* **AIM**: Transcribe each line of the material as it is, and drop any picture.

┌────────

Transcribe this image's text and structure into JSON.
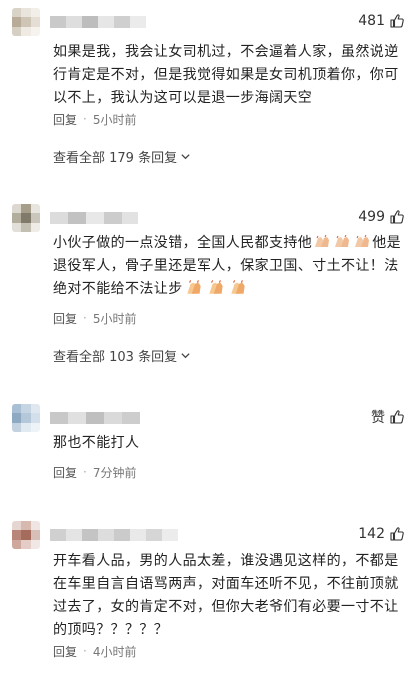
{
  "comments": [
    {
      "likes": "481",
      "text": "如果是我，我会让女司机过，不会逼着人家，虽然说逆行肯定是不对，但是我觉得如果是女司机顶着你，你可以不上，我认为这可以是退一步海阔天空",
      "reply_label": "回复",
      "time": "5小时前",
      "view_all": "查看全部 179 条回复"
    },
    {
      "likes": "499",
      "text_a": "小伙子做的一点没错，全国人民都支持他",
      "text_b": "他是退役军人，骨子里还是军人，保家卫国、寸土不让！法绝对不能给不法让步",
      "reply_label": "回复",
      "time": "5小时前",
      "view_all": "查看全部 103 条回复",
      "emoji": "clapping-hands"
    },
    {
      "likes": "赞",
      "text": "那也不能打人",
      "reply_label": "回复",
      "time": "7分钟前"
    },
    {
      "likes": "142",
      "text": "开车看人品，男的人品太差，谁没遇见这样的，不都是在车里自言自语骂两声，对面车还听不见，不往前顶就过去了，女的肯定不对，但你大老爷们有必要一寸不让的顶吗？？？？？",
      "reply_label": "回复",
      "time": "4小时前"
    }
  ],
  "colors": {
    "text": "#222222",
    "meta": "#777777",
    "background": "#ffffff"
  },
  "icons": {
    "like": "thumbs-up-icon",
    "expand": "chevron-down-icon",
    "emoji": "clapping-hands-emoji"
  }
}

└────────

* **FINAL RESULT**:
Transcribe this image's text and structure into JSON.
{
  "comments": [
    {
      "likes": "481",
      "text": "如果是我，我会让女司机过，不会逼着人家，虽然说逆行肯定是不对，但是我觉得如果是女司机顶着你，你可以不上，我认为这可以是退一步海阔天空",
      "reply_label": "回复",
      "time": "5小时前",
      "view_all": "查看全部 179 条回复"
    },
    {
      "likes": "499",
      "text_a": "小伙子做的一点没错，全国人民都支持他",
      "text_b": "他是退役军人，骨子里还是军人，保家卫国、寸土不让！法绝对不能给不法让步",
      "reply_label": "回复",
      "time": "5小时前",
      "view_all": "查看全部 103 条回复",
      "emoji": "clapping-hands"
    },
    {
      "likes": "赞",
      "text": "那也不能打人",
      "reply_label": "回复",
      "time": "7分钟前"
    },
    {
      "likes": "142",
      "text": "开车看人品，男的人品太差，谁没遇见这样的，不都是在车里自言自语骂两声，对面车还听不见，不往前顶就过去了，女的肯定不对，但你大老爷们有必要一寸不让的顶吗？？？？？",
      "reply_label": "回复",
      "time": "4小时前"
    }
  ],
  "colors": {
    "text": "#222222",
    "meta": "#777777",
    "background": "#ffffff"
  },
  "icons": {
    "like": "thumbs-up-icon",
    "expand": "chevron-down-icon",
    "emoji": "clapping-hands-emoji"
  }
}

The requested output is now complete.